Requirements:
Leave the pictures out. Return all other data exactly.

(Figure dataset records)
----

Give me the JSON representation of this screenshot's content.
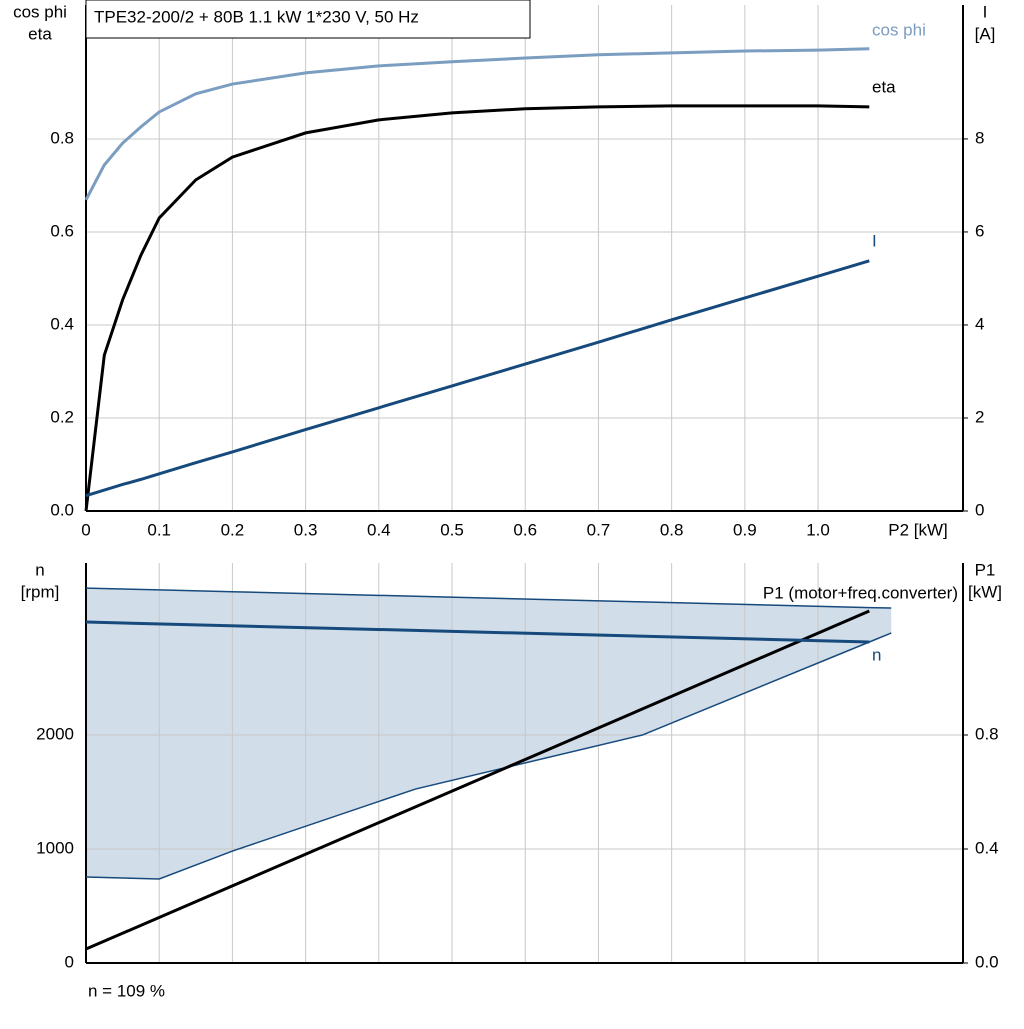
{
  "chart_data": [
    {
      "type": "line",
      "title": "TPE32-200/2 + 80B   1.1 kW   1*230 V, 50 Hz",
      "ylabel": [
        "cos phi",
        "eta"
      ],
      "y2label": [
        "I",
        "[A]"
      ],
      "xlabel": "P2 [kW]",
      "x": [
        0,
        0.025,
        0.05,
        0.075,
        0.1,
        0.15,
        0.2,
        0.3,
        0.4,
        0.5,
        0.6,
        0.7,
        0.8,
        0.9,
        1.0,
        1.07
      ],
      "xlim": [
        0,
        1.198
      ],
      "xticks": [
        {
          "value": 0,
          "label": "0"
        },
        0.1,
        0.2,
        0.3,
        0.4,
        0.5,
        0.6,
        0.7,
        0.8,
        0.9,
        {
          "value": 1,
          "label": "1.0"
        }
      ],
      "ylim": [
        0,
        1.088
      ],
      "yticks": [
        {
          "value": 0,
          "label": "0.0"
        },
        0.2,
        0.4,
        0.6,
        0.8
      ],
      "y2lim": [
        0,
        10.88
      ],
      "y2ticks": [
        0,
        2,
        4,
        6,
        8
      ],
      "grid": true,
      "series": [
        {
          "name": "cos phi",
          "color": "#7b9dc0",
          "values": [
            0.669,
            0.744,
            0.791,
            0.826,
            0.858,
            0.897,
            0.918,
            0.942,
            0.957,
            0.966,
            0.974,
            0.981,
            0.985,
            0.989,
            0.991,
            0.994
          ]
        },
        {
          "name": "eta",
          "color": "#000000",
          "values": [
            0,
            0.335,
            0.454,
            0.55,
            0.63,
            0.712,
            0.761,
            0.813,
            0.841,
            0.856,
            0.865,
            0.869,
            0.871,
            0.871,
            0.871,
            0.869
          ]
        },
        {
          "name": "I",
          "color": "#174a7c",
          "axis": "y2",
          "values": [
            0.33,
            0.45,
            0.57,
            0.68,
            0.8,
            1.04,
            1.27,
            1.75,
            2.22,
            2.69,
            3.16,
            3.63,
            4.11,
            4.58,
            5.05,
            5.38
          ]
        }
      ]
    },
    {
      "type": "line",
      "ylabel": [
        "n",
        "[rpm]"
      ],
      "y2label": [
        "P1",
        "[kW]"
      ],
      "x": [
        0,
        1.07
      ],
      "xlim": [
        0,
        1.198
      ],
      "ylim": [
        0,
        3509
      ],
      "yticks": [
        0,
        1000,
        2000
      ],
      "y2lim": [
        0,
        1.4035
      ],
      "y2ticks": [
        {
          "value": 0,
          "label": "0.0"
        },
        0.4,
        0.8
      ],
      "grid": true,
      "band": {
        "color": "#d1dde9",
        "edge": "#174a7c",
        "x": [
          0,
          0.1,
          0.2,
          0.45,
          0.76,
          1.07,
          1.1
        ],
        "lower": [
          754,
          737,
          982,
          1526,
          2000,
          2816,
          2895
        ],
        "upper": [
          3289,
          3273,
          3257,
          3217,
          3168,
          3118,
          3114
        ]
      },
      "series": [
        {
          "name": "P1 (motor+freq.converter)",
          "color": "#000000",
          "axis": "y2",
          "values": [
            0.049,
            1.235
          ]
        },
        {
          "name": "n",
          "color": "#174a7c",
          "values": [
            2991,
            2816
          ]
        }
      ],
      "annotation": "n = 109 %"
    }
  ]
}
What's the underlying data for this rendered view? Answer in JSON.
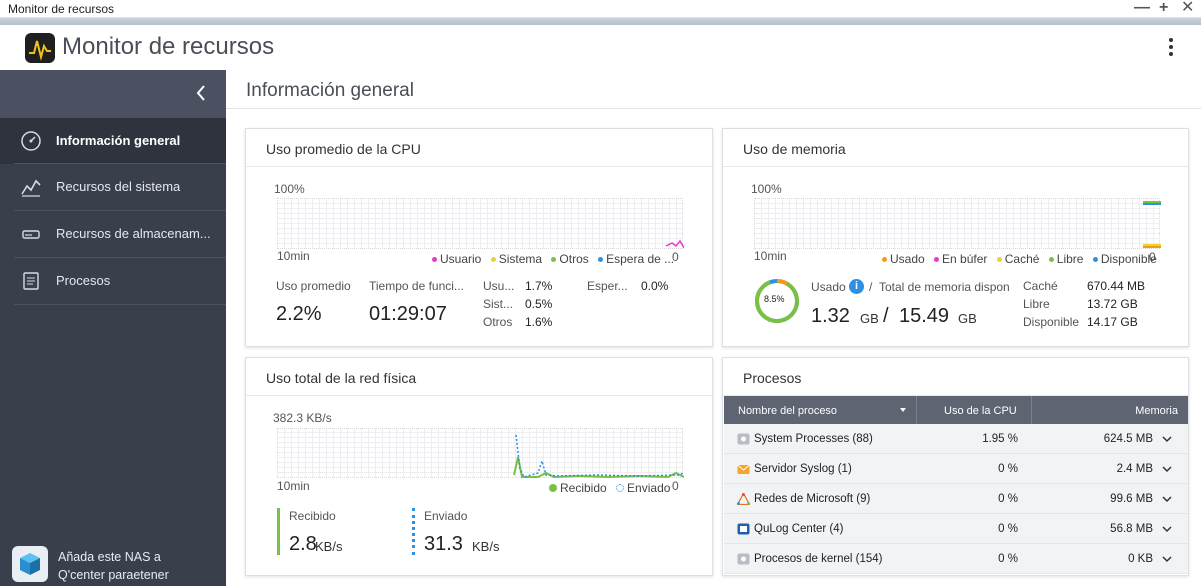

----

Result for this exercise:
Give me the JSON representation of this screenshot's content.
{
  "chart_data": [
    {
      "type": "line",
      "title": "TPE32-200/2 + 80B   1.1 kW   1*230 V, 50 Hz",
      "ylabel": [
        "cos phi",
        "eta"
      ],
      "y2label": [
        "I",
        "[A]"
      ],
      "xlabel": "P2 [kW]",
      "x": [
        0,
        0.025,
        0.05,
        0.075,
        0.1,
        0.15,
        0.2,
        0.3,
        0.4,
        0.5,
        0.6,
        0.7,
        0.8,
        0.9,
        1.0,
        1.07
      ],
      "xlim": [
        0,
        1.198
      ],
      "xticks": [
        {
          "value": 0,
          "label": "0"
        },
        0.1,
        0.2,
        0.3,
        0.4,
        0.5,
        0.6,
        0.7,
        0.8,
        0.9,
        {
          "value": 1,
          "label": "1.0"
        }
      ],
      "ylim": [
        0,
        1.088
      ],
      "yticks": [
        {
          "value": 0,
          "label": "0.0"
        },
        0.2,
        0.4,
        0.6,
        0.8
      ],
      "y2lim": [
        0,
        10.88
      ],
      "y2ticks": [
        0,
        2,
        4,
        6,
        8
      ],
      "grid": true,
      "series": [
        {
          "name": "cos phi",
          "color": "#7b9dc0",
          "values": [
            0.669,
            0.744,
            0.791,
            0.826,
            0.858,
            0.897,
            0.918,
            0.942,
            0.957,
            0.966,
            0.974,
            0.981,
            0.985,
            0.989,
            0.991,
            0.994
          ]
        },
        {
          "name": "eta",
          "color": "#000000",
          "values": [
            0,
            0.335,
            0.454,
            0.55,
            0.63,
            0.712,
            0.761,
            0.813,
            0.841,
            0.856,
            0.865,
            0.869,
            0.871,
            0.871,
            0.871,
            0.869
          ]
        },
        {
          "name": "I",
          "color": "#174a7c",
          "axis": "y2",
          "values": [
            0.33,
            0.45,
            0.57,
            0.68,
            0.8,
            1.04,
            1.27,
            1.75,
            2.22,
            2.69,
            3.16,
            3.63,
            4.11,
            4.58,
            5.05,
            5.38
          ]
        }
      ]
    },
    {
      "type": "line",
      "ylabel": [
        "n",
        "[rpm]"
      ],
      "y2label": [
        "P1",
        "[kW]"
      ],
      "x": [
        0,
        1.07
      ],
      "xlim": [
        0,
        1.198
      ],
      "ylim": [
        0,
        3509
      ],
      "yticks": [
        0,
        1000,
        2000
      ],
      "y2lim": [
        0,
        1.4035
      ],
      "y2ticks": [
        {
          "value": 0,
          "label": "0.0"
        },
        0.4,
        0.8
      ],
      "grid": true,
      "band": {
        "color": "#d1dde9",
        "edge": "#174a7c",
        "x": [
          0,
          0.1,
          0.2,
          0.45,
          0.76,
          1.07,
          1.1
        ],
        "lower": [
          754,
          737,
          982,
          1526,
          2000,
          2816,
          2895
        ],
        "upper": [
          3289,
          3273,
          3257,
          3217,
          3168,
          3118,
          3114
        ]
      },
      "series": [
        {
          "name": "P1 (motor+freq.converter)",
          "color": "#000000",
          "axis": "y2",
          "values": [
            0.049,
            1.235
          ]
        },
        {
          "name": "n",
          "color": "#174a7c",
          "values": [
            2991,
            2816
          ]
        }
      ],
      "annotation": "n = 109 %"
    }
  ]
}
What's the underlying data for this rendered view? Answer in JSON.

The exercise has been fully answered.